##### Task data #####

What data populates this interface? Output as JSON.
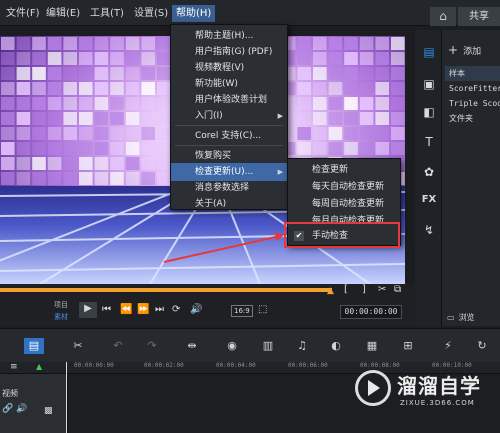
{
  "menubar": {
    "items": [
      "文件(F)",
      "编辑(E)",
      "工具(T)",
      "设置(S)",
      "帮助(H)"
    ],
    "share_tab": "共享"
  },
  "help_menu": {
    "items": [
      "帮助主题(H)...",
      "用户指南(G) (PDF)",
      "视频教程(V)",
      "新功能(W)",
      "用户体验改善计划",
      "入门(I)",
      "Corel 支持(C)...",
      "恢复购买",
      "检查更新(U)...",
      "消息参数选择",
      "关于(A)"
    ]
  },
  "update_submenu": {
    "items": [
      "检查更新",
      "每天自动检查更新",
      "每周自动检查更新",
      "每月自动检查更新",
      "手动检查"
    ],
    "checked_index": 4
  },
  "right_panel": {
    "add_label": "添加",
    "library": [
      "样本",
      "ScoreFitter",
      "Triple Scoop",
      "文件夹"
    ],
    "browse_label": "浏览"
  },
  "transport": {
    "project_label": "项目",
    "clip_label": "素材",
    "aspect": "16:9",
    "timecode": "00:00:00:00"
  },
  "ruler": {
    "labels": [
      "00:00:00:00",
      "00:00:02:00",
      "00:00:04:00",
      "00:00:06:00",
      "00:00:08:00",
      "00:00:10:00"
    ]
  },
  "track": {
    "name": "视频"
  },
  "watermark": {
    "title": "溜溜自学",
    "subtitle": "ZIXUE.3D66.COM"
  },
  "colors": {
    "accent": "#3e69a6",
    "highlight": "#e5393a",
    "scrub": "#f0a030"
  }
}
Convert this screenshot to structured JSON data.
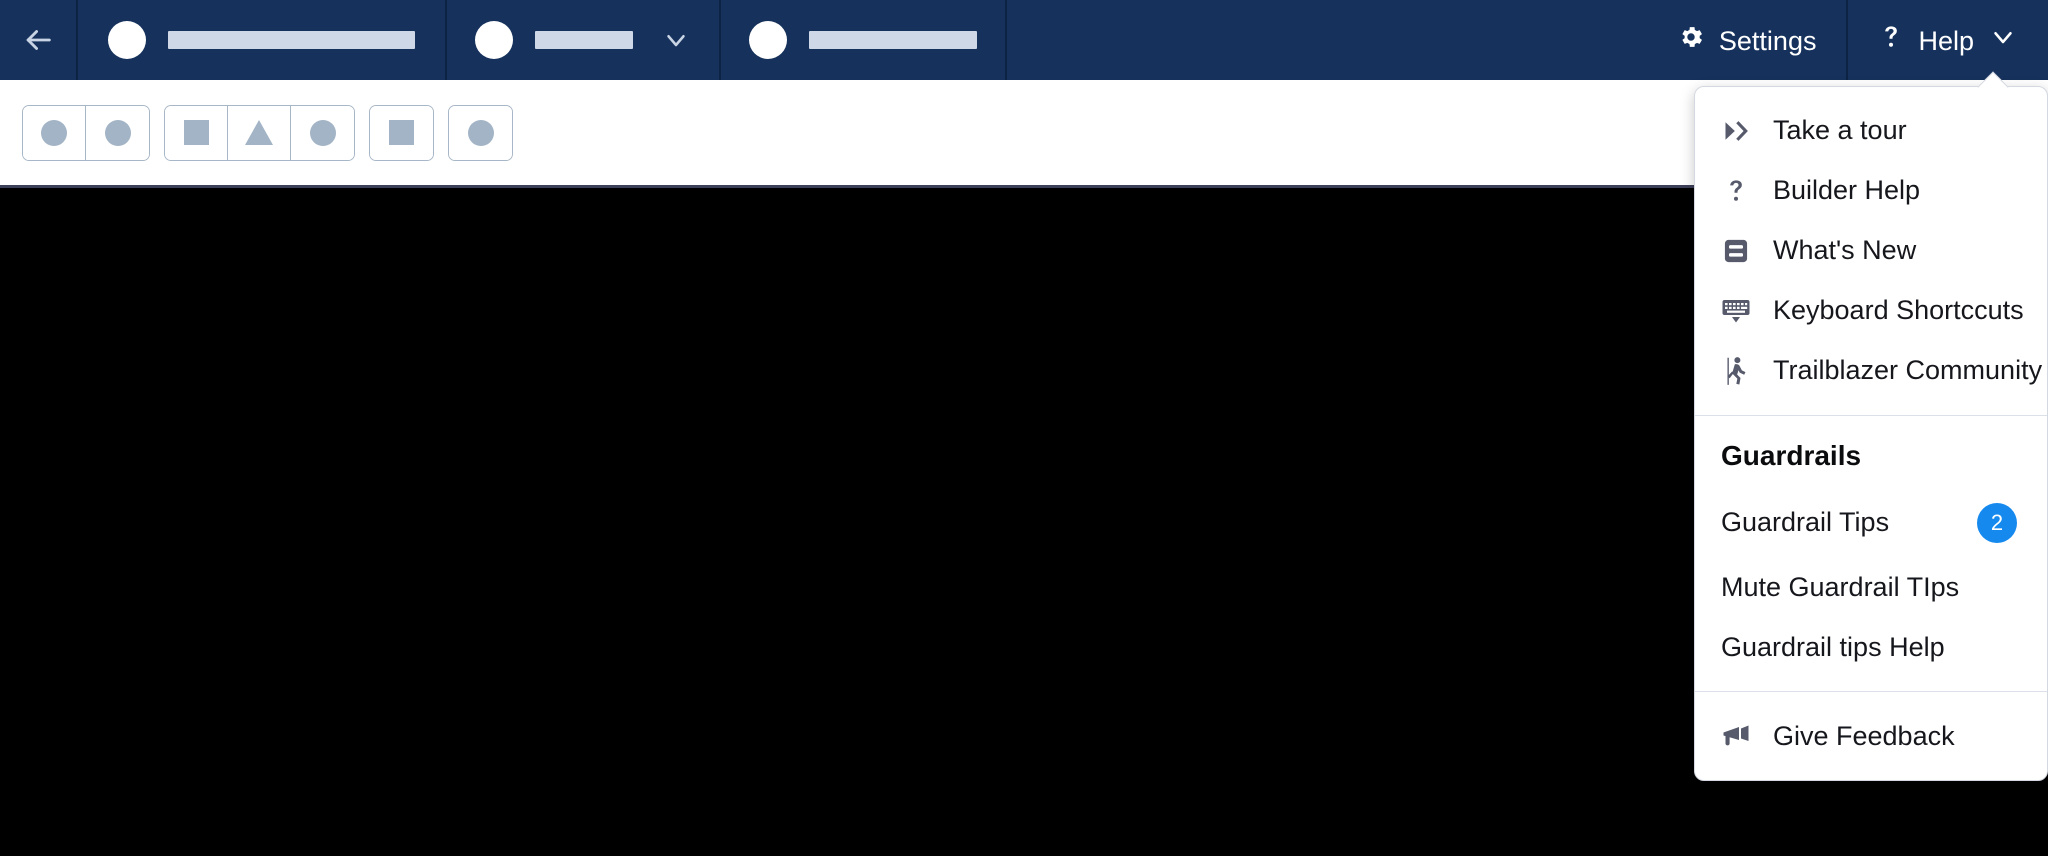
{
  "header": {
    "back_icon": "arrow-left-icon",
    "segments": [
      {
        "avatar": "app-avatar",
        "redacted_label": "",
        "has_chevron": false
      },
      {
        "avatar": "object-avatar",
        "redacted_label": "",
        "has_chevron": true
      },
      {
        "avatar": "record-avatar",
        "redacted_label": "",
        "has_chevron": false
      }
    ],
    "settings": {
      "label": "Settings",
      "icon": "gear-icon"
    },
    "help": {
      "label": "Help",
      "icon": "question-icon",
      "chevron": "chevron-down-icon"
    }
  },
  "toolbar": {
    "groups": [
      {
        "name": "undo-redo-group",
        "buttons": [
          {
            "name": "undo-button",
            "glyph": "circle"
          },
          {
            "name": "redo-button",
            "glyph": "circle"
          }
        ]
      },
      {
        "name": "device-preview-group",
        "buttons": [
          {
            "name": "desktop-view-button",
            "glyph": "square"
          },
          {
            "name": "tablet-view-button",
            "glyph": "triangle"
          },
          {
            "name": "mobile-view-button",
            "glyph": "circle"
          }
        ]
      },
      {
        "name": "refresh-group",
        "buttons": [
          {
            "name": "refresh-button",
            "glyph": "square"
          }
        ]
      },
      {
        "name": "analytics-group",
        "buttons": [
          {
            "name": "analytics-button",
            "glyph": "circle"
          }
        ]
      }
    ],
    "status_redacted": "",
    "right_buttons": [
      {
        "name": "save-button",
        "redacted_label": ""
      },
      {
        "name": "activate-button",
        "redacted_label": ""
      }
    ]
  },
  "help_menu": {
    "sections": [
      {
        "name": "help-links",
        "items": [
          {
            "label": "Take a tour",
            "icon": "fast-forward-icon"
          },
          {
            "label": "Builder Help",
            "icon": "question-icon"
          },
          {
            "label": "What's New",
            "icon": "news-icon"
          },
          {
            "label": "Keyboard Shortccuts",
            "icon": "keyboard-icon"
          },
          {
            "label": "Trailblazer Community",
            "icon": "hiker-icon"
          }
        ]
      },
      {
        "name": "guardrails",
        "heading": "Guardrails",
        "items": [
          {
            "label": "Guardrail Tips",
            "icon": "none",
            "badge": "2"
          },
          {
            "label": "Mute Guardrail TIps",
            "icon": "none"
          },
          {
            "label": "Guardrail tips Help",
            "icon": "none"
          }
        ]
      },
      {
        "name": "feedback",
        "items": [
          {
            "label": "Give Feedback",
            "icon": "megaphone-icon"
          }
        ]
      }
    ]
  },
  "colors": {
    "header_navy": "#16325C",
    "canvas_black": "#000000",
    "accent_blue": "#0B77DB",
    "badge_blue": "#1589EE",
    "redact_light": "#CFD8E6",
    "redact_dark": "#6B7189",
    "glyph_gray": "#A3B4C6"
  }
}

#####

### Task
Copy every line of the data exactly as written, excluding the pictures.

### Written response
What data populates this interface? Output as JSON.
{
  "menubar": {
    "items": [
      "文件(F)",
      "编辑(E)",
      "工具(T)",
      "设置(S)",
      "帮助(H)"
    ],
    "share_tab": "共享"
  },
  "help_menu": {
    "items": [
      "帮助主题(H)...",
      "用户指南(G) (PDF)",
      "视频教程(V)",
      "新功能(W)",
      "用户体验改善计划",
      "入门(I)",
      "Corel 支持(C)...",
      "恢复购买",
      "检查更新(U)...",
      "消息参数选择",
      "关于(A)"
    ]
  },
  "update_submenu": {
    "items": [
      "检查更新",
      "每天自动检查更新",
      "每周自动检查更新",
      "每月自动检查更新",
      "手动检查"
    ],
    "checked_index": 4
  },
  "right_panel": {
    "add_label": "添加",
    "library": [
      "样本",
      "ScoreFitter",
      "Triple Scoop",
      "文件夹"
    ],
    "browse_label": "浏览"
  },
  "transport": {
    "project_label": "项目",
    "clip_label": "素材",
    "aspect": "16:9",
    "timecode": "00:00:00:00"
  },
  "ruler": {
    "labels": [
      "00:00:00:00",
      "00:00:02:00",
      "00:00:04:00",
      "00:00:06:00",
      "00:00:08:00",
      "00:00:10:00"
    ]
  },
  "track": {
    "name": "视频"
  },
  "watermark": {
    "title": "溜溜自学",
    "subtitle": "ZIXUE.3D66.COM"
  },
  "colors": {
    "accent": "#3e69a6",
    "highlight": "#e5393a",
    "scrub": "#f0a030"
  }
}
Convert this screenshot to structured JSON data.
{
  "header": {
    "back_icon": "arrow-left-icon",
    "segments": [
      {
        "avatar": "app-avatar",
        "redacted_label": "",
        "has_chevron": false
      },
      {
        "avatar": "object-avatar",
        "redacted_label": "",
        "has_chevron": true
      },
      {
        "avatar": "record-avatar",
        "redacted_label": "",
        "has_chevron": false
      }
    ],
    "settings": {
      "label": "Settings",
      "icon": "gear-icon"
    },
    "help": {
      "label": "Help",
      "icon": "question-icon",
      "chevron": "chevron-down-icon"
    }
  },
  "toolbar": {
    "groups": [
      {
        "name": "undo-redo-group",
        "buttons": [
          {
            "name": "undo-button",
            "glyph": "circle"
          },
          {
            "name": "redo-button",
            "glyph": "circle"
          }
        ]
      },
      {
        "name": "device-preview-group",
        "buttons": [
          {
            "name": "desktop-view-button",
            "glyph": "square"
          },
          {
            "name": "tablet-view-button",
            "glyph": "triangle"
          },
          {
            "name": "mobile-view-button",
            "glyph": "circle"
          }
        ]
      },
      {
        "name": "refresh-group",
        "buttons": [
          {
            "name": "refresh-button",
            "glyph": "square"
          }
        ]
      },
      {
        "name": "analytics-group",
        "buttons": [
          {
            "name": "analytics-button",
            "glyph": "circle"
          }
        ]
      }
    ],
    "status_redacted": "",
    "right_buttons": [
      {
        "name": "save-button",
        "redacted_label": ""
      },
      {
        "name": "activate-button",
        "redacted_label": ""
      }
    ]
  },
  "help_menu": {
    "sections": [
      {
        "name": "help-links",
        "items": [
          {
            "label": "Take a tour",
            "icon": "fast-forward-icon"
          },
          {
            "label": "Builder Help",
            "icon": "question-icon"
          },
          {
            "label": "What's New",
            "icon": "news-icon"
          },
          {
            "label": "Keyboard Shortccuts",
            "icon": "keyboard-icon"
          },
          {
            "label": "Trailblazer Community",
            "icon": "hiker-icon"
          }
        ]
      },
      {
        "name": "guardrails",
        "heading": "Guardrails",
        "items": [
          {
            "label": "Guardrail Tips",
            "icon": "none",
            "badge": "2"
          },
          {
            "label": "Mute Guardrail TIps",
            "icon": "none"
          },
          {
            "label": "Guardrail tips Help",
            "icon": "none"
          }
        ]
      },
      {
        "name": "feedback",
        "items": [
          {
            "label": "Give Feedback",
            "icon": "megaphone-icon"
          }
        ]
      }
    ]
  },
  "colors": {
    "header_navy": "#16325C",
    "canvas_black": "#000000",
    "accent_blue": "#0B77DB",
    "badge_blue": "#1589EE",
    "redact_light": "#CFD8E6",
    "redact_dark": "#6B7189",
    "glyph_gray": "#A3B4C6"
  }
}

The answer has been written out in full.